** Start **

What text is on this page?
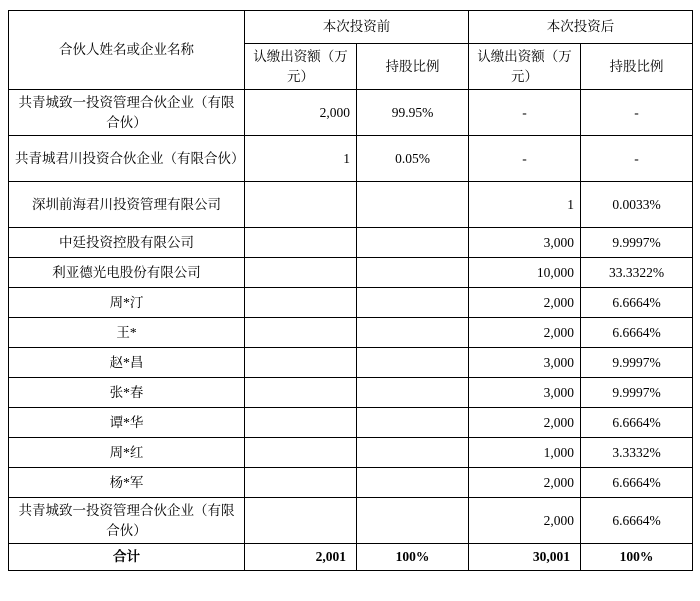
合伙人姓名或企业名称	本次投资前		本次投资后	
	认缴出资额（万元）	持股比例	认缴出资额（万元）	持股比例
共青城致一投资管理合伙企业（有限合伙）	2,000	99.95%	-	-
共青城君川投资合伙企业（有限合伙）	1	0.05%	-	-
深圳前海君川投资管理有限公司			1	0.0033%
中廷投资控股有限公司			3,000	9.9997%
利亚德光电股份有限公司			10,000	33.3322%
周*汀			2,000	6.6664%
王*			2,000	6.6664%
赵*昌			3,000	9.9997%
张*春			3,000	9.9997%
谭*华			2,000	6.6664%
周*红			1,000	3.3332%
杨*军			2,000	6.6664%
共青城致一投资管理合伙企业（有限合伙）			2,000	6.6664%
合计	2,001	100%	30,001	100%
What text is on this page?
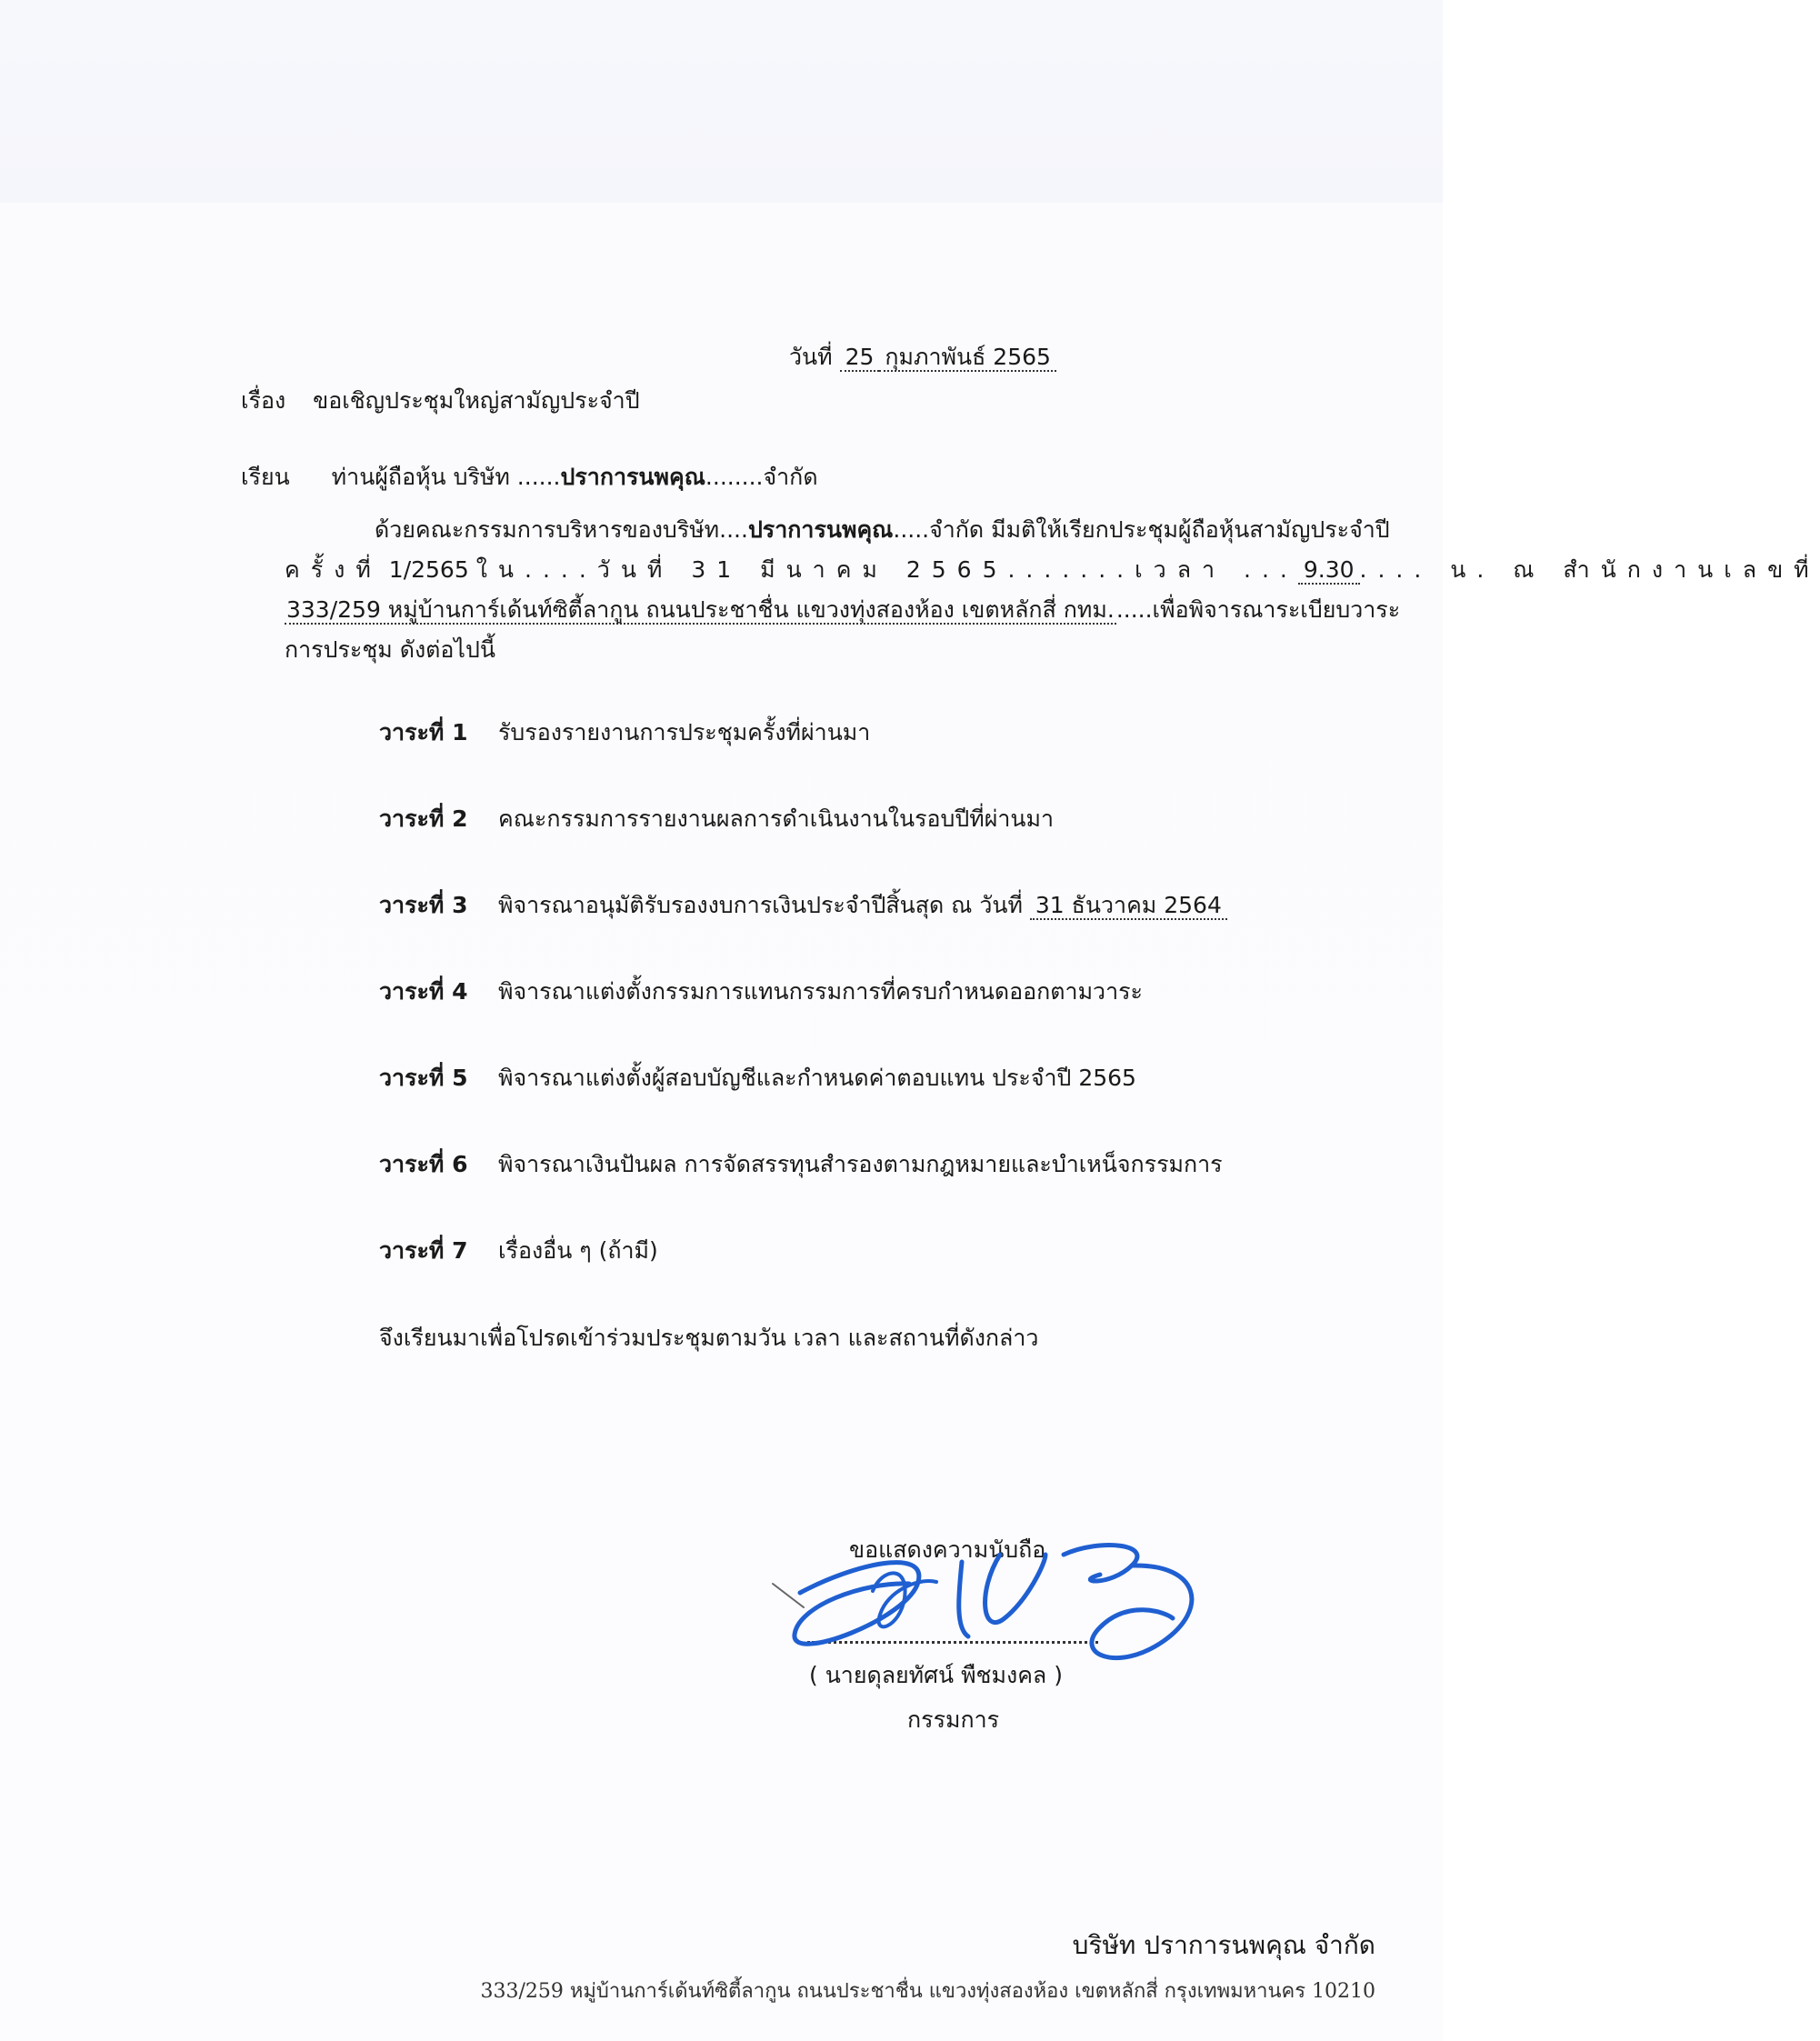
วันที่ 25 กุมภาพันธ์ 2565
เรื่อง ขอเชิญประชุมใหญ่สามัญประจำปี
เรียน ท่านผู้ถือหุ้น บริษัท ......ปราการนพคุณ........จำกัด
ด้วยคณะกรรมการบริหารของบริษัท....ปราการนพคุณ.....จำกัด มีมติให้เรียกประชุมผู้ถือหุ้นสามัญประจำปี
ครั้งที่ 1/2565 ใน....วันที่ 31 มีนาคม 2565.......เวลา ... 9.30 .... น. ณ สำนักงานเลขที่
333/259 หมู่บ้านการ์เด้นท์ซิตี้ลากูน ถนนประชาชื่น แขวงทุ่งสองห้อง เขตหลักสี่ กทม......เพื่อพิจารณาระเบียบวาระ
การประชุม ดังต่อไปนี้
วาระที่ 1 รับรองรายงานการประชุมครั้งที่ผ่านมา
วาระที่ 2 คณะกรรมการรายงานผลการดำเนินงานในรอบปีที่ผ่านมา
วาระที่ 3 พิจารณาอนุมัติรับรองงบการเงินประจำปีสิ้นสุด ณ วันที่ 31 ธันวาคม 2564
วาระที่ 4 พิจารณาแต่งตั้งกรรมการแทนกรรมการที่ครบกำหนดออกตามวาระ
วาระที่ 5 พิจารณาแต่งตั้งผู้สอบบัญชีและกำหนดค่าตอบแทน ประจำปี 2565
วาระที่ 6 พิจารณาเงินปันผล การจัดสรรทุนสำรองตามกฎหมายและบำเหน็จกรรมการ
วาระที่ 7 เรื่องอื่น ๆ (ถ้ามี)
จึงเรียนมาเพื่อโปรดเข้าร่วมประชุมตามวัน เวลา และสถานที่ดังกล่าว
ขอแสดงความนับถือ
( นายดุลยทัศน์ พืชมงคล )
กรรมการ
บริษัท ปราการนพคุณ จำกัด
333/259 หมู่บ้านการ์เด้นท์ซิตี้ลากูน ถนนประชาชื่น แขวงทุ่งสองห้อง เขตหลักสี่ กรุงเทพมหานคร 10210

** End **

Show the lines of the data that hold the word "ญประจำป".

เรื่อง ขอเชิญประชุมใหญ่สามัญประจำปี
ด้วยคณะกรรมการบริหารของบริษัท....ปราการนพคุณ.....จำกัด มีมติให้เรียกประชุมผู้ถือหุ้นสามัญประจำปี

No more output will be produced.